**Task goal:** Return all lines in the material below that contain "tRNA".

Dataset entries on figures
++++++++

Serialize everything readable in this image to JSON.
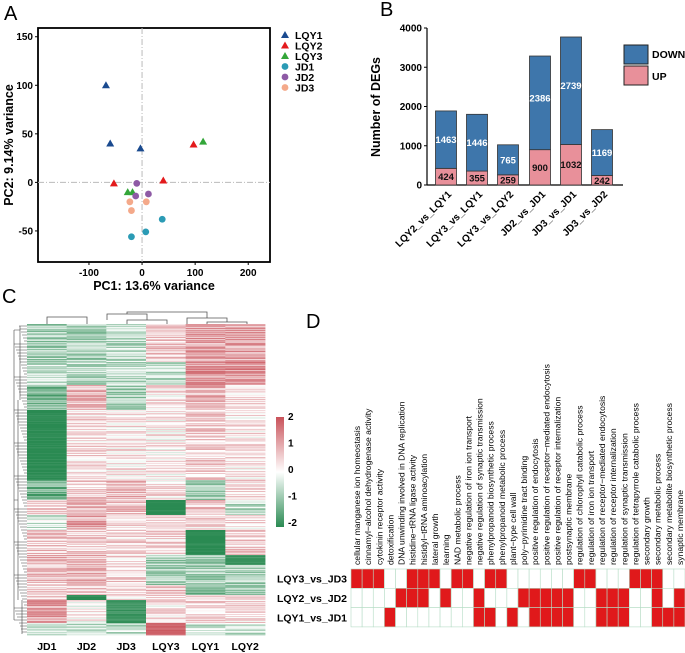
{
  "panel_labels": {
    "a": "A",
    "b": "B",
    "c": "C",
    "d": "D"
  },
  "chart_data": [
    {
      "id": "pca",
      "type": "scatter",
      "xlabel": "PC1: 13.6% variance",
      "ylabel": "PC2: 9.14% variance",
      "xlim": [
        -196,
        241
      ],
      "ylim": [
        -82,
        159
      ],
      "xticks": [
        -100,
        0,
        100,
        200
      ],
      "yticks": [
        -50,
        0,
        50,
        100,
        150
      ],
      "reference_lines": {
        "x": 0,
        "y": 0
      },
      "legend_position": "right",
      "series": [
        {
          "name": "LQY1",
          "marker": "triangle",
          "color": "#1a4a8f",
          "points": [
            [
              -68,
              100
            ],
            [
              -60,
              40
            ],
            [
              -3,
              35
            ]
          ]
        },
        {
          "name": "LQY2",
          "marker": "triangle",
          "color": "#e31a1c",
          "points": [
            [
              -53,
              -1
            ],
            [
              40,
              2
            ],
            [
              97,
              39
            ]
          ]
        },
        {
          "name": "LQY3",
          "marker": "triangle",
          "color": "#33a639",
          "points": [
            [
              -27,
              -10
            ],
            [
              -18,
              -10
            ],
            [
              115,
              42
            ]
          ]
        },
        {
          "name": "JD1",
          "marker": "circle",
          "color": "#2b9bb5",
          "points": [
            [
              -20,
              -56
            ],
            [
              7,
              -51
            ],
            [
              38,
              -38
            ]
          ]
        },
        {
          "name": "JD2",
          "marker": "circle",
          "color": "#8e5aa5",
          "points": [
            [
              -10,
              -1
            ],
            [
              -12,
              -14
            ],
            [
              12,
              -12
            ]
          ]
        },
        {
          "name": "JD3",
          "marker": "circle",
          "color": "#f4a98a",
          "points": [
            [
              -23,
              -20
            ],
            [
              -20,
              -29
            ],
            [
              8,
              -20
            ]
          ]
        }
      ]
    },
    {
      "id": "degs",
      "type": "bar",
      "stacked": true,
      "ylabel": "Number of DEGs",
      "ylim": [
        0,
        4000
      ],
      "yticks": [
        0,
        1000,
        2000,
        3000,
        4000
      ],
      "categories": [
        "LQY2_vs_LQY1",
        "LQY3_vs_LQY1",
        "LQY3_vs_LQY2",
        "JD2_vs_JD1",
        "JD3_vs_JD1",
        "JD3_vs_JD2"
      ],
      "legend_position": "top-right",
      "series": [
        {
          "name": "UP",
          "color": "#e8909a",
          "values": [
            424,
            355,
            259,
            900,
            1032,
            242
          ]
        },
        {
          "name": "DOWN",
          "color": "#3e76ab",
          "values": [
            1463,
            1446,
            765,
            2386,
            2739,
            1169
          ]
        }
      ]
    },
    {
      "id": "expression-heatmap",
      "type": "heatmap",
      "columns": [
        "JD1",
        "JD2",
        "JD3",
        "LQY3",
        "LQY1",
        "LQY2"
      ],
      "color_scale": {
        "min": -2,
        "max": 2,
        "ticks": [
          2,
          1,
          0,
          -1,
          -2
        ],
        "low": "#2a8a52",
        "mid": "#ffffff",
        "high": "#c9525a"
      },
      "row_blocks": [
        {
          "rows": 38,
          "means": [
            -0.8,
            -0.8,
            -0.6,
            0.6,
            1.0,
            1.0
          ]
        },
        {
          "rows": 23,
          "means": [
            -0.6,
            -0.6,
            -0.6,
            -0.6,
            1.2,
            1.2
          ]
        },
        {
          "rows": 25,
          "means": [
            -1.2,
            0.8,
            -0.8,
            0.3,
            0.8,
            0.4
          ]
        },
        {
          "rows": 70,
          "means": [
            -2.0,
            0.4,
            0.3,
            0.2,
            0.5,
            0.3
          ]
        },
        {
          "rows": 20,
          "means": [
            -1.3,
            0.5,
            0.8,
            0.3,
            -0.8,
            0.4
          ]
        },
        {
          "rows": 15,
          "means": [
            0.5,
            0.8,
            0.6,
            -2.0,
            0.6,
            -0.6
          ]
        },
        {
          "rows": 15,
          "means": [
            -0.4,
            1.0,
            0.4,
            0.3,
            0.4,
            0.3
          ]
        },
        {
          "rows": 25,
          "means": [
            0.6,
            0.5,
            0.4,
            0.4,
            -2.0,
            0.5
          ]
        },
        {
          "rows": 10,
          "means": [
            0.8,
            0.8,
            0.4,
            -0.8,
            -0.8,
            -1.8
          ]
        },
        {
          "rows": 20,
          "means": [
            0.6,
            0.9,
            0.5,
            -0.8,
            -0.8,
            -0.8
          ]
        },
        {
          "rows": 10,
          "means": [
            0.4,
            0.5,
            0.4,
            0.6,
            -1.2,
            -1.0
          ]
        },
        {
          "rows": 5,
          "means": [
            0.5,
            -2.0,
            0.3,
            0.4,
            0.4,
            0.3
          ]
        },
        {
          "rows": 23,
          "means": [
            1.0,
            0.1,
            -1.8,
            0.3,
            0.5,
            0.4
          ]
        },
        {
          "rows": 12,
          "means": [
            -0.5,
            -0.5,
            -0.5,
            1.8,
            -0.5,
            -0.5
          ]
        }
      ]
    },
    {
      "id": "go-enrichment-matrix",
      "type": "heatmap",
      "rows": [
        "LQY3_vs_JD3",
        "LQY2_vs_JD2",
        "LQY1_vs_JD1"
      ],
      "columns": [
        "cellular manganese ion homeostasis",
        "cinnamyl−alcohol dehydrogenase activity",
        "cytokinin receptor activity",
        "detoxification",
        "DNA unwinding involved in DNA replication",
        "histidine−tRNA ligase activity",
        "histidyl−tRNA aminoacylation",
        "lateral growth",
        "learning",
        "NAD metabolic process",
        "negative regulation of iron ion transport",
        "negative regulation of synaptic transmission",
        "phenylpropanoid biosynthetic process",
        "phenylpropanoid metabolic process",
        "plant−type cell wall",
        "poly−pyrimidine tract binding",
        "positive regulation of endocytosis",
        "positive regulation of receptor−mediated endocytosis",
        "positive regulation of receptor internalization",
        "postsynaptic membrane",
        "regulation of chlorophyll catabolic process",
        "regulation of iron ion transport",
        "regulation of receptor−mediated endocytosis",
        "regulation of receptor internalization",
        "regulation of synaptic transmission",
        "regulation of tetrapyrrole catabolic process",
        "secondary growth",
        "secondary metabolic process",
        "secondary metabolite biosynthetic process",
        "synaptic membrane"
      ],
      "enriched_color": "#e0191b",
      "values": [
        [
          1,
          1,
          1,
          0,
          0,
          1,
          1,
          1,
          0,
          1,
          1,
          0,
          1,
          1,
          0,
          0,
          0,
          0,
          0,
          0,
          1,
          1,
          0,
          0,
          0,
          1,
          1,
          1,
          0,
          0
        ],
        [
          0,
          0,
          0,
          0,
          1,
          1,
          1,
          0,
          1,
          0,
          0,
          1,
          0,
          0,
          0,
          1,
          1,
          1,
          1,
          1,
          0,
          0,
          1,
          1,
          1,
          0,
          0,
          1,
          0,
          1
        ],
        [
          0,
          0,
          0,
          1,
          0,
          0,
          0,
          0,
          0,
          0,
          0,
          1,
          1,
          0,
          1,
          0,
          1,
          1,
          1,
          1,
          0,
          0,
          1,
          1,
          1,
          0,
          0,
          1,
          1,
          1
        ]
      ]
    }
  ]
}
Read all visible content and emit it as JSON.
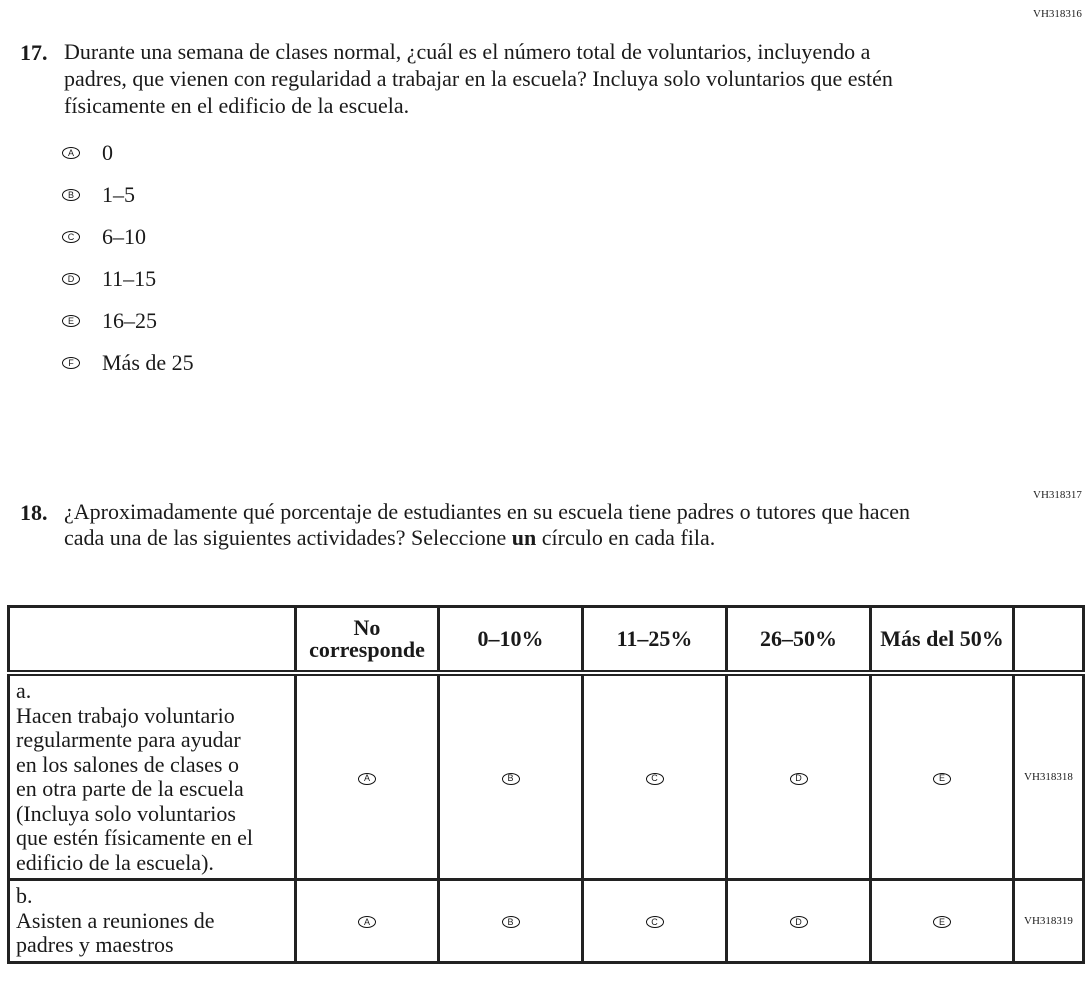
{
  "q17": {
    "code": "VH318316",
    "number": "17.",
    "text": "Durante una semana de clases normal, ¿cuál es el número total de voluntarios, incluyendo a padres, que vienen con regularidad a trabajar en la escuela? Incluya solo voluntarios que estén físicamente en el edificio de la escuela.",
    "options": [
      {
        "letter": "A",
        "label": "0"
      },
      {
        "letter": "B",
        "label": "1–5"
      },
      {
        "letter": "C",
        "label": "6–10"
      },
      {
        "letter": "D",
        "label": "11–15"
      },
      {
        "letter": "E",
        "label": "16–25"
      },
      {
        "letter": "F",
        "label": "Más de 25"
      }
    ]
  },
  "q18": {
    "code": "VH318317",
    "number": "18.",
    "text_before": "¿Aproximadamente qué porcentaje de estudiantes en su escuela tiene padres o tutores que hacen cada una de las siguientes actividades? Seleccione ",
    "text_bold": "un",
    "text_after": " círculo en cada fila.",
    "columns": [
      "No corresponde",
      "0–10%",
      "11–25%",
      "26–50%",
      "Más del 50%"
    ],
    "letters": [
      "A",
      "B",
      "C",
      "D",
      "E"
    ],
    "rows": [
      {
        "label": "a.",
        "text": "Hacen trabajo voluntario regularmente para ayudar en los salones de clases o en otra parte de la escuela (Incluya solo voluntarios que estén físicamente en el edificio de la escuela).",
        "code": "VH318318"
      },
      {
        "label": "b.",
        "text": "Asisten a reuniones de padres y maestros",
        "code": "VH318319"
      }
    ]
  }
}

++++++++

**Complete answer:**
        "histidine−tRNA ligase activity",
        "histidyl−tRNA aminoacylation",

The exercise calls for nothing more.